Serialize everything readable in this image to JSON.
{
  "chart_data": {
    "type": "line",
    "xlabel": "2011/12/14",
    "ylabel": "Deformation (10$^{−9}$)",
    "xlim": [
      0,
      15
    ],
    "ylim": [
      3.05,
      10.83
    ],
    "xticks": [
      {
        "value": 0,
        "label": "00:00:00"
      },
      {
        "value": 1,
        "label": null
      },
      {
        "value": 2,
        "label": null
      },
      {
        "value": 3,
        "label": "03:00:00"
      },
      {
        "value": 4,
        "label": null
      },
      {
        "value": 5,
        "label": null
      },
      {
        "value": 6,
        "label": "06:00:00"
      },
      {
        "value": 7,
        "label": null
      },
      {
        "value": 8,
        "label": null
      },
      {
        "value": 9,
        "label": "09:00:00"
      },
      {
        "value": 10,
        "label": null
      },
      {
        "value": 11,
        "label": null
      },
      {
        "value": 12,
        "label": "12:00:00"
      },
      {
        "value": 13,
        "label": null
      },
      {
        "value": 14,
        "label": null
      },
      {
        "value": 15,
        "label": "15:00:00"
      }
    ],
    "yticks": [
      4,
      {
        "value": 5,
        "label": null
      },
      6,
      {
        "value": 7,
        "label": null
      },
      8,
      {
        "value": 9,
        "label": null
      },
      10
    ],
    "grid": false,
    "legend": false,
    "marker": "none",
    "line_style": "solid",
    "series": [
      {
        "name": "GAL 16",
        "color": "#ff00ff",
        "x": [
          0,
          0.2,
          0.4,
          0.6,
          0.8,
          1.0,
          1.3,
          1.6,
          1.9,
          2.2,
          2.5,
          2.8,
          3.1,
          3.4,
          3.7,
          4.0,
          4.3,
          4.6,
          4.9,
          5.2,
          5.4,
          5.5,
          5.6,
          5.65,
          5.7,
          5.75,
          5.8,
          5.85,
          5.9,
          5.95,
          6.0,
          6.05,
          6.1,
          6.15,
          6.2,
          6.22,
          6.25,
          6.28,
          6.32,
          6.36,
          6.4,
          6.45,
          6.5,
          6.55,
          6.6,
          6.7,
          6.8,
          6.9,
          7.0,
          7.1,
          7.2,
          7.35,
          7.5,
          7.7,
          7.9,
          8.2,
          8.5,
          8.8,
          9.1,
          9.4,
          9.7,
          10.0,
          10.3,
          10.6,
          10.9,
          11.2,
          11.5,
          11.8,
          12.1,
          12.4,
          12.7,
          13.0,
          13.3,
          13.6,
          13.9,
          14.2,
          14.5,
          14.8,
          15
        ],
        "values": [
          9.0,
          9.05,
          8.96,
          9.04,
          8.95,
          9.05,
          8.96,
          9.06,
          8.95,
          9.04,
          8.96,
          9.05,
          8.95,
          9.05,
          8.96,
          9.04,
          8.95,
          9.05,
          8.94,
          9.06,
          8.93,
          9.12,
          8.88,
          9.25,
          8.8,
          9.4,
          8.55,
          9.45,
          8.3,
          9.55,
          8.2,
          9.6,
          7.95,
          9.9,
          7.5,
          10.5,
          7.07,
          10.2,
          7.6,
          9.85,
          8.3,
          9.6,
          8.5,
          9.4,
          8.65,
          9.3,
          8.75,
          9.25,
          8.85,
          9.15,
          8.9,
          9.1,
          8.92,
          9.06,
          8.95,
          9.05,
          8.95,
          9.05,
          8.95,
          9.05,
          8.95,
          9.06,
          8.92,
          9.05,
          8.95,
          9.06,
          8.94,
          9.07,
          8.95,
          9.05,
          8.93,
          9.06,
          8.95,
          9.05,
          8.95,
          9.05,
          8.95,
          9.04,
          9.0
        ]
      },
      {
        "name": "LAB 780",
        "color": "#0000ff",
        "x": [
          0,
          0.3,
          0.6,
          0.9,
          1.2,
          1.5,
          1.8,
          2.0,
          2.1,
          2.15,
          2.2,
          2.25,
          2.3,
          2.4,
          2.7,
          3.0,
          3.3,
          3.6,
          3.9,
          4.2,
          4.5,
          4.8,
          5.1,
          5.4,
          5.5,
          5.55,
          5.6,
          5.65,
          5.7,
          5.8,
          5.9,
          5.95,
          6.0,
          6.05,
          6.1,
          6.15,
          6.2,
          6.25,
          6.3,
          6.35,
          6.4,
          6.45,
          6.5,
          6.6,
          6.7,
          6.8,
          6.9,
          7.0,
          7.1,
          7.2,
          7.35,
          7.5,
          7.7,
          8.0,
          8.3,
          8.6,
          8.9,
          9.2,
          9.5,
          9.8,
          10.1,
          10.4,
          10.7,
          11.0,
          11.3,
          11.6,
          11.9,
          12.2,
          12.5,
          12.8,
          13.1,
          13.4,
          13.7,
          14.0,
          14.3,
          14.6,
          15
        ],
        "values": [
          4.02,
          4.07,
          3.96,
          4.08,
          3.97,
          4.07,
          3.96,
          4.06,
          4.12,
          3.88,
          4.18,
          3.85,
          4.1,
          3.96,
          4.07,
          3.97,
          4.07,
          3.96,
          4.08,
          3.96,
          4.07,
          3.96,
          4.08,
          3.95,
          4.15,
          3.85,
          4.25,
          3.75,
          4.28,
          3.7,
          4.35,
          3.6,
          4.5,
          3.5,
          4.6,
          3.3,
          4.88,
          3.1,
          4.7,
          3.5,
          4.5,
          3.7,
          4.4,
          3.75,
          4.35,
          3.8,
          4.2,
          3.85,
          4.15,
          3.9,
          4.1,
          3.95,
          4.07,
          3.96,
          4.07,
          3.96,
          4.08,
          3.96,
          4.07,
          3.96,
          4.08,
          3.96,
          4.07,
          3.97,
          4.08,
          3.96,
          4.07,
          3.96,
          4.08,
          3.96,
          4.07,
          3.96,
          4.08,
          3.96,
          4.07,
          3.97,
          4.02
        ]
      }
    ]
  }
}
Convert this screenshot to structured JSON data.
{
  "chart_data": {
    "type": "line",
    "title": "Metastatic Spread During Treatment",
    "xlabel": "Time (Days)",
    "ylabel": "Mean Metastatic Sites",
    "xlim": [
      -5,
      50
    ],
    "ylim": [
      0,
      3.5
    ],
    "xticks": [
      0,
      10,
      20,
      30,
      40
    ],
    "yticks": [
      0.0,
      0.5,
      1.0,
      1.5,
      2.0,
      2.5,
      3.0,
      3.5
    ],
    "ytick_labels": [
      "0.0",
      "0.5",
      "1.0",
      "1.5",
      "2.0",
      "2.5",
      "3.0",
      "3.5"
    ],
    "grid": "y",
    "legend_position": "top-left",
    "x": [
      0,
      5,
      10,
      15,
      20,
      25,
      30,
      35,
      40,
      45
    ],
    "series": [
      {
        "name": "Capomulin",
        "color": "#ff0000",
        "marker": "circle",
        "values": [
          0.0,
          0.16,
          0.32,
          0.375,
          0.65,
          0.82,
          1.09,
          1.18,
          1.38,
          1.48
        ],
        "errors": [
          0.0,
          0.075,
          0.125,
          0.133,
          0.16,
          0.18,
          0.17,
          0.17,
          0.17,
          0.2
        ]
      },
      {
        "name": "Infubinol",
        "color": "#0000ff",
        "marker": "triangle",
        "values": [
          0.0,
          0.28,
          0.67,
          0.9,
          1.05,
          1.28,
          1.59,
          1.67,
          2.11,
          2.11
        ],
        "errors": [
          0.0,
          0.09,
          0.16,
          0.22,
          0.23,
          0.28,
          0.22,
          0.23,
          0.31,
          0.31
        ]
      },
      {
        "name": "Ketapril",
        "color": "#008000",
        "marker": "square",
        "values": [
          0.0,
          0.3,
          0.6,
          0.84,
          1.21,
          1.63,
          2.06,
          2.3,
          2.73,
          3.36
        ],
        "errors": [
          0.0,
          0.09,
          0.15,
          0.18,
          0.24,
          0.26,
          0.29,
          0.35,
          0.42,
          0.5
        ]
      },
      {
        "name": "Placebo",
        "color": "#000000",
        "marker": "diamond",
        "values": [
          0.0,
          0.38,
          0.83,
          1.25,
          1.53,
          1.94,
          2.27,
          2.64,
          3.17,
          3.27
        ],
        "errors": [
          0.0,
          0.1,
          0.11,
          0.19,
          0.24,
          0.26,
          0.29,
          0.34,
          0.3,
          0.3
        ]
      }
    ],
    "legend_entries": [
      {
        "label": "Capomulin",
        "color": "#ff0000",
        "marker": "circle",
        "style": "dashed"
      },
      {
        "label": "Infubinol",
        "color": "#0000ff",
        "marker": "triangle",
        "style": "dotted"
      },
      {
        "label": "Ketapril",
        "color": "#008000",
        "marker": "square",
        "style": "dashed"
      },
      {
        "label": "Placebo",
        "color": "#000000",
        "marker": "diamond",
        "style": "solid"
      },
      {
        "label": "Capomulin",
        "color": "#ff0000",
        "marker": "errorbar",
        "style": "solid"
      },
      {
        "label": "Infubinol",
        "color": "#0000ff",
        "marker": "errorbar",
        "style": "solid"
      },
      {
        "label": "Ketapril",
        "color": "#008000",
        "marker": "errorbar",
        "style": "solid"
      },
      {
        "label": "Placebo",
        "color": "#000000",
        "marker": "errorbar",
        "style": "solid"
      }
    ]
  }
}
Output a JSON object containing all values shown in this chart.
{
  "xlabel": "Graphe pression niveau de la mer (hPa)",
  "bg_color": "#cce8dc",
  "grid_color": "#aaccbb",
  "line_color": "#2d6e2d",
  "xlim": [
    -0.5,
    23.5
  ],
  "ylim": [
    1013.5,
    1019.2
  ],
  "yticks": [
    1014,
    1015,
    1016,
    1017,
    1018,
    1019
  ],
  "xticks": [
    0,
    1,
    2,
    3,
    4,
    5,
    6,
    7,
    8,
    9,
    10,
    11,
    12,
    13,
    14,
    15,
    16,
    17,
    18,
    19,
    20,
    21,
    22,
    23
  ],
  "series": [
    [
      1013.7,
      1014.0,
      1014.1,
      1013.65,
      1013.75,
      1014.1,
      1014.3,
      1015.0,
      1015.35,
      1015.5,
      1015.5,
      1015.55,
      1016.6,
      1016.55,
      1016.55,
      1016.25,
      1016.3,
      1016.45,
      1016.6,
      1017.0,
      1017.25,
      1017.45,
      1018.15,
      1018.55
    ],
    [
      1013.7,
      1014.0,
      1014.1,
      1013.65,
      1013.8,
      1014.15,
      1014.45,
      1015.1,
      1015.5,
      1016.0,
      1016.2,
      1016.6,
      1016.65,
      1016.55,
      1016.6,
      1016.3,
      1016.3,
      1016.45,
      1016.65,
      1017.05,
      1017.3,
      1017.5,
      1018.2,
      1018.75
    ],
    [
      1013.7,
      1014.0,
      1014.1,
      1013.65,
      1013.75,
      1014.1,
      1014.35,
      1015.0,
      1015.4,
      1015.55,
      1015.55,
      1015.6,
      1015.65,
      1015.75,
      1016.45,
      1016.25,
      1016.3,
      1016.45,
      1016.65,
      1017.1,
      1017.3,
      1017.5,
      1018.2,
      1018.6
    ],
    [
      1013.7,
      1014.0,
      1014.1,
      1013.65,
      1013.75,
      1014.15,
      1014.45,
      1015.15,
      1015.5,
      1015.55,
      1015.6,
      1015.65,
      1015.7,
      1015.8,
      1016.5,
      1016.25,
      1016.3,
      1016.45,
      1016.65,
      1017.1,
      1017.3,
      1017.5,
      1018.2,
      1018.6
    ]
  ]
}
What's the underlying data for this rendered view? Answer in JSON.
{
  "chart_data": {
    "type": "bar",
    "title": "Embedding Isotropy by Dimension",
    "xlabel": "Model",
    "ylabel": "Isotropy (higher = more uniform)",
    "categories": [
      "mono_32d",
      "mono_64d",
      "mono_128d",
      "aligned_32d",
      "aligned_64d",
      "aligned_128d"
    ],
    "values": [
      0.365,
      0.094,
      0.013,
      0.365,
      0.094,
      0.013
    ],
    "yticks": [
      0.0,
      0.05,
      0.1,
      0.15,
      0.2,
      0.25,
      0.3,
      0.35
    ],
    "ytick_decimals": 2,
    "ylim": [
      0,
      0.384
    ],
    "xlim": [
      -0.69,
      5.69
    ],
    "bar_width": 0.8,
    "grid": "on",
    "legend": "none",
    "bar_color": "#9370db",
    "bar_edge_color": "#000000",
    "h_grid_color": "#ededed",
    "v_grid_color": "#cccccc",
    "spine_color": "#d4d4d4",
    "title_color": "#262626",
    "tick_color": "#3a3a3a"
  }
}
_ _ _
### EXERCISE INSTRUCTIONS
Check the data for the word "Isotropy" and pull out the lines that have it.

### REPLY
    "title": "Embedding Isotropy by Dimension",
    "ylabel": "Isotropy (higher = more uniform)",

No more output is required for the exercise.